- _Exercise task 1_
Print the part of the GAN training text that begins with the words containing "Training the generator" and ends with "the true image.", copied without any changes.
- _Exercise task 2_
In the GAN training text, how many total parameters does the discriminator have?
- _Exercise task 3_
Pick up the GAN training text after its final line and keep writing it.

- _Text extract_

┏━━

Let’s have a look at the architecture of our discriminator:

# Summary of the discriminator
summary(Discriminator().cuda(), [(1, 64, 64), (1, 64, 64)])
----------------------------------------------------------------
        Layer (type)               Output Shape         Param #
================================================================
            Conv2d-1           [-1, 64, 32, 32]           1,216
         LeakyReLU-2           [-1, 64, 32, 32]               0
            Conv2d-3          [-1, 128, 16, 16]          73,856
         LeakyReLU-4          [-1, 128, 16, 16]               0
            Conv2d-5            [-1, 256, 8, 8]         295,168
         LeakyReLU-6            [-1, 256, 8, 8]               0
            Conv2d-7            [-1, 512, 4, 4]       1,180,160
         LeakyReLU-8            [-1, 512, 4, 4]               0
            Conv2d-9              [-1, 1, 1, 1]             513
================================================================
Total params: 1,550,913
Trainable params: 1,550,913
Non-trainable params: 0
----------------------------------------------------------------
Input size (MB): 64.00
Forward/backward pass size (MB): 1.88
Params size (MB): 5.92
Estimated Total Size (MB): 71.79
----------------------------------------------------------------

2.2 Training our conditional GAN

Now that we have created our generator and our discriminator, we have to train them on the dataset.

Notations

  • \(X_{T1}\): true T1 image;

  • \(X_{T2}\): true T2 image;

  • \(\tilde{X}_{T2}\): generated T2 image from \(X_{T1}\);

  • \(\hat{y}_{X}\): probability returned by the discriminator that the \({X}_{T2}\) is real;

  • \(\hat{y}_{\tilde{X}}\): probability returned by the discriminator that the \(\tilde{X}_{T2}\) is real.

Training the generator

The loss for the generator is the sum of:

  • the binary cross-entropy loss between the predicted probabilities of the generated images and positive labels,

  • the pixel-wise mean absolute error between the generated image and the true image.

For one sample, it is then:

\[ \ell_G = - \log(\hat{y}_{\tilde{X}}) + \lambda * \text{MAE}(X_{T2}, \tilde{X}_{T2}) \]

Training the discriminator

The loss for the generator is the mean of:

  • the binary cross-entropy loss between the predicted probabilities of the generated images and negative labels,

  • the binary cross-entropy loss between the predicted probabilities of the true images and positive labels.

┗━━

- _Collected material_
┏━━

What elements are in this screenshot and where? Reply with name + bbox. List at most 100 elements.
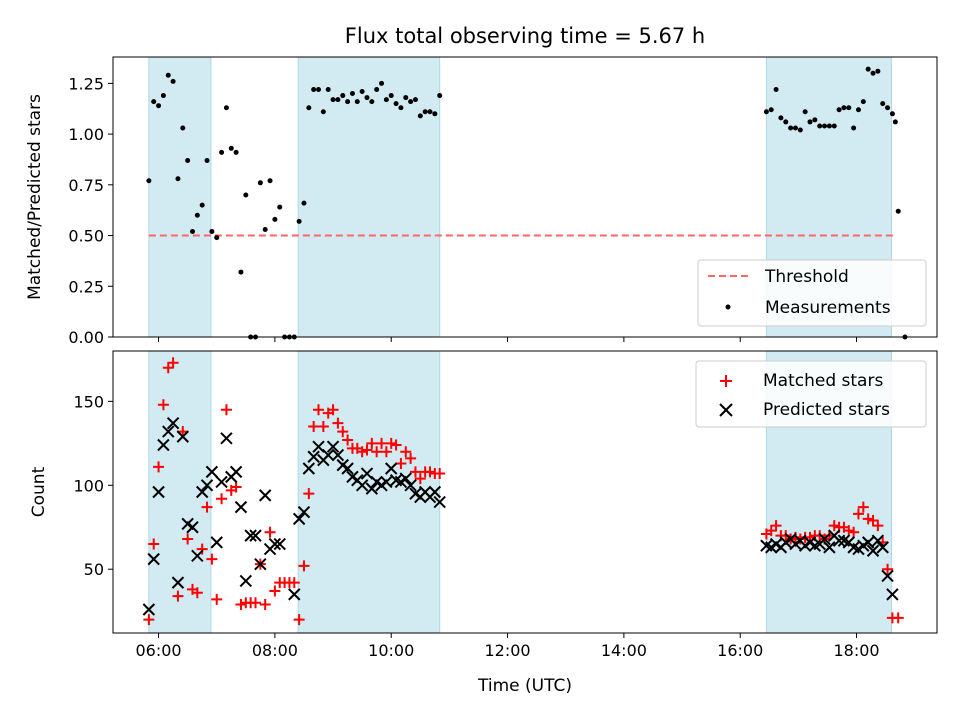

┗━━

- _Exercise answer 1_
Training the generator

The loss for the generator is the sum of:

  • the binary cross-entropy loss between the predicted probabilities of the generated images and positive labels,

  • the pixel-wise mean absolute error between the generated image and the true image.

- _Exercise answer 2_
The discriminator has 1,550,913 total parameters.

- _Exercise answer 3_
For one sample, it is then:

\[ \ell_D = - 0.5 * \log(\hat{y}_{X}) - 0.5 * \log(1 - \hat{y}_{\tilde{X}}) \]

Training phase

The generator and the discriminator are trained simultaneously, which makes the training phase look like this:

# For each epoch

    # For each batch

        # Generate fake images for all the images in this batch

        # Compute the loss for the generator and perform one optimization step

        # Compute the loss for the discriminator and perform one optimization step
Exercise: We provide below a template to train our conditional GAN on the dataset. Fill in the missing parts.
def train_cgan(train_loader, test_loader, num_epoch=500,
               lr=0.0001, beta1=0.9, beta2=0.999):
    """Train a conditional GAN.

    Args:
        train_loader: (DataLoader) a DataLoader wrapping a the training dataset
        test_loader: (DataLoader) a DataLoader wrapping a the test dataset
        num_epoch: (int) number of epochs performed during training
        lr: (float) learning rate of the discriminator and generator Adam optimizers
        beta1: (float) beta1 coefficient of the discriminator and generator Adam optimizers
        beta2: (float) beta1 coefficient of the discriminator and generator Adam optimizers

    Returns:
        generator: (nn.Module) the trained generator
    """

    cuda = True if torch.cuda.is_available() else False
    print(f"Using cuda device: {cuda}")  # check if GPU is used

    # Tensor type (put everything on GPU if possible)
    Tensor = torch.cuda.FloatTensor if cuda else torch.FloatTensor

    # Output folder
    if not os.path.exists("./images/cgan"):
        os.makedirs("./images/cgan")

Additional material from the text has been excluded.